• **本文**
2012年10月28日

リーダーシップをとるという生き方を選択する


 明治維新後,四半世紀経て執筆され,更に10年後にやっと上梓された,福沢諭吉が『痩我慢の説』で,勝海舟の幕末の政権運営を,「予め必敗を期し,その未だ実際に敗れざるに先んじて自ら自家の大権を投棄し,只管平和を買わんとて勉めた」と痛罵したのに対し,福沢から送られたその本へ,勝はこう返事したといわれています。「行蔵は我に存す,毀誉は他人の主張,我に与からず我に関せずと存じ候」。簡潔な,しかし痛烈な返答の後背にあるのは,リーダーを語ることとリーダーたることとは違います。リーダーシップを論じることとリーダーシップとも違います,という勝の矜持です。『痩我慢の説』は,維新後四半世紀経て後執筆され,更に10年も後に上梓されています。そのときが終わってから,何を言おうと所詮評論でしかない。勝の口癖,「機があるのだもの」という声が聞こえてきそうだ。

 リーダーを論ずることとリーダーシップを論ずることとは,微妙な違いがある。確かにリーダーはポジションを指し,そのポジションを機能せしめる働きとして,リーダーシップは重要になる。だからといってリーダー論ずることが,リーダーシップを論ずることの代用にはならない。なぜなら,リーダーシップはポジションに関係なく,すべてのものに必要なものだからだ。すくなくとも,組織で動くものにとっては,それなしでは仕事することは,蛸壺の中で自己完結して仕事することを意味し,それは真に仕事するということにはならないからだ。

• **課題**
次の(a)〜(c)が本文の内容と合うかどうかを判定せよ。それぞれ「はい」か「いいえ」で答え、決め手となる本文の語句をそのまま引用すること。
(a) 勝は福沢から送られた本に返事をしたといわれている。
(b) リーダーを論ずることは、リーダーシップを論ずることの代わりになる。
(c) リーダーシップは、特定のポジションに就いた者だけに必要なものである。
本文だけを手がかりにすること。

• **提供資料**
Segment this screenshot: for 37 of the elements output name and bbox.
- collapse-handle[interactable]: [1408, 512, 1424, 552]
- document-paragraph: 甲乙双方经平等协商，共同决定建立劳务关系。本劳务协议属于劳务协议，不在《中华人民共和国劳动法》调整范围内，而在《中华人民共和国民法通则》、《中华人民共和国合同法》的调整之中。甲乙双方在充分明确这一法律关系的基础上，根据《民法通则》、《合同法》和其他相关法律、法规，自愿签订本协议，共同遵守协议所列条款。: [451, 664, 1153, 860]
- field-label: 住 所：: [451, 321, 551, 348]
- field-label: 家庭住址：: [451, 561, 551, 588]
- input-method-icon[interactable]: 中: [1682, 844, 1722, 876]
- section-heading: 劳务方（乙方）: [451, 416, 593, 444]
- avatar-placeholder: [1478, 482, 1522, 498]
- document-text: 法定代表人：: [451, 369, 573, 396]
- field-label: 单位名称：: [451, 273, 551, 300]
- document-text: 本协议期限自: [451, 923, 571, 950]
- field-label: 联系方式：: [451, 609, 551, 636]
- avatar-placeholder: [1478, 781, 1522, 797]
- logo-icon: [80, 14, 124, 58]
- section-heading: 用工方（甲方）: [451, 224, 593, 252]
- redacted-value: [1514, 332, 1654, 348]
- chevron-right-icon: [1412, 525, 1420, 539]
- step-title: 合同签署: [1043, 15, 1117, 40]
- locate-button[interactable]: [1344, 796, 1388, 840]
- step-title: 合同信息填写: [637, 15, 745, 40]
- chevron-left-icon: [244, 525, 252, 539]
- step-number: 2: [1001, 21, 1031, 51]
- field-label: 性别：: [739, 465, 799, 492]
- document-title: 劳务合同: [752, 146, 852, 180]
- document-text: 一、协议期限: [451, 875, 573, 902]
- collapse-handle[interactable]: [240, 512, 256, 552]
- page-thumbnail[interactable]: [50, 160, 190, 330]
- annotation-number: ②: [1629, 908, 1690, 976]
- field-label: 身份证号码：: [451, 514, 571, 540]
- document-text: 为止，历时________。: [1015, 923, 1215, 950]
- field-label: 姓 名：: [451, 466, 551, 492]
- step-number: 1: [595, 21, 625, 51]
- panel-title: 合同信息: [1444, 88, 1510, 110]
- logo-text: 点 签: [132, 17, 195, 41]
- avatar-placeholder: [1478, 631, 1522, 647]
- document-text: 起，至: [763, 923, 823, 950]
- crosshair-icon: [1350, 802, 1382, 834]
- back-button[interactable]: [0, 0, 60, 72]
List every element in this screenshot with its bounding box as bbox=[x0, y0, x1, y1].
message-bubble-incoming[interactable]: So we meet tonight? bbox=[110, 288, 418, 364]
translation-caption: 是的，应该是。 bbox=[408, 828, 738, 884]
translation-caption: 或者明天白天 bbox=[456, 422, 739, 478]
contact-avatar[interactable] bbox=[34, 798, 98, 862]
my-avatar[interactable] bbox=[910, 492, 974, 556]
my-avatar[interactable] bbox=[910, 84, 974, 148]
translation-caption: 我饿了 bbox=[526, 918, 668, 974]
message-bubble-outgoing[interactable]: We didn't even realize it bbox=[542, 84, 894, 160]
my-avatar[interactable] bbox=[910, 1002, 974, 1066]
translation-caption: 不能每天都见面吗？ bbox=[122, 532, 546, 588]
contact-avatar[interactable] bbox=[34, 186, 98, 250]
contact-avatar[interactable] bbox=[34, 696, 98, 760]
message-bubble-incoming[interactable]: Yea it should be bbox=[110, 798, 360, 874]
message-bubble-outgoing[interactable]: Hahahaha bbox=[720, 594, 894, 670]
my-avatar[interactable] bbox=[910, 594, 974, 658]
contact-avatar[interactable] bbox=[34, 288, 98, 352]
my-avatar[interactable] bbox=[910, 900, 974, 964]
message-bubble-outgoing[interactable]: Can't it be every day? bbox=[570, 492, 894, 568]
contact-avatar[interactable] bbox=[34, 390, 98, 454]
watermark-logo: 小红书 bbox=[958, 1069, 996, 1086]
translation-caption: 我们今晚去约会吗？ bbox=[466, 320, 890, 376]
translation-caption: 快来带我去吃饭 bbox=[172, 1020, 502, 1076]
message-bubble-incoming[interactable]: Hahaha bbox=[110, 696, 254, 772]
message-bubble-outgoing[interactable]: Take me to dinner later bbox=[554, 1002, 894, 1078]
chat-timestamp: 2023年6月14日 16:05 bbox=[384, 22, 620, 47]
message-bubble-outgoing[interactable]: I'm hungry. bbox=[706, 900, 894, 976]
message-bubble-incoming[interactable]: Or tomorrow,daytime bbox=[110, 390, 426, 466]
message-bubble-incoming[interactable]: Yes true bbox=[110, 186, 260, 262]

• **解答**
(a) はい。「福沢から送られたその本へ,勝はこう返事したといわれています」
(b) いいえ。「だからといってリーダー論ずることが,リーダーシップを論ずることの代用にはならない」
(c) いいえ。「リーダーシップはポジションに関係なく,すべてのものに必要なものだからだ」